• Work instructions: Return the full listing exactly as it is written.

── Working data ──

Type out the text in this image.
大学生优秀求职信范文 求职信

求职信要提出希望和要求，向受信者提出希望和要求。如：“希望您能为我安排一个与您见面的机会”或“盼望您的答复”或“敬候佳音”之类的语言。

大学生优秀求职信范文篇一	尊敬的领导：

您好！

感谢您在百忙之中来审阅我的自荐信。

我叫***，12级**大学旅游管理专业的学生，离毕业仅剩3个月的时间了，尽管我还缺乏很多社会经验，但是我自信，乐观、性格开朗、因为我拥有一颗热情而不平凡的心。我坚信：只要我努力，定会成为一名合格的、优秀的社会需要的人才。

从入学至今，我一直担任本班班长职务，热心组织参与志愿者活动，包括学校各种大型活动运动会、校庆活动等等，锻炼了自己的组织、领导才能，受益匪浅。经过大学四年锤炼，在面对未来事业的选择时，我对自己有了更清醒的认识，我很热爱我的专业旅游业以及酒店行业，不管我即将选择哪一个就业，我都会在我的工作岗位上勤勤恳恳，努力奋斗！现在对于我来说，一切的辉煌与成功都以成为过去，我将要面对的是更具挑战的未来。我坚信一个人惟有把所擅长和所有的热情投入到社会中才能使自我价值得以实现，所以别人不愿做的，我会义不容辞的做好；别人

───

• Written reply:
Type out the text in this image.
大学生优秀求职信范文 求职信

求职信要提出希望和要求，向受信者提出希望和要求。如：“希望您能为我安排一个与您见面的机会”或“盼望您的答复”或“敬候佳音”之类的语言。

大学生优秀求职信范文篇一	尊敬的领导：

您好！

感谢您在百忙之中来审阅我的自荐信。

我叫***，12级**大学旅游管理专业的学生，离毕业仅剩3个月的时间了，尽管我还缺乏很多社会经验，但是我自信，乐观、性格开朗、因为我拥有一颗热情而不平凡的心。我坚信：只要我努力，定会成为一名合格的、优秀的社会需要的人才。

从入学至今，我一直担任本班班长职务，热心组织参与志愿者活动，包括学校各种大型活动运动会、校庆活动等等，锻炼了自己的组织、领导才能，受益匪浅。经过大学四年锤炼，在面对未来事业的选择时，我对自己有了更清醒的认识，我很热爱我的专业旅游业以及酒店行业，不管我即将选择哪一个就业，我都会在我的工作岗位上勤勤恳恳，努力奋斗！现在对于我来说，一切的辉煌与成功都以成为过去，我将要面对的是更具挑战的未来。我坚信一个人惟有把所擅长和所有的热情投入到社会中才能使自我价值得以实现，所以别人不愿做的，我会义不容辞的做好；别人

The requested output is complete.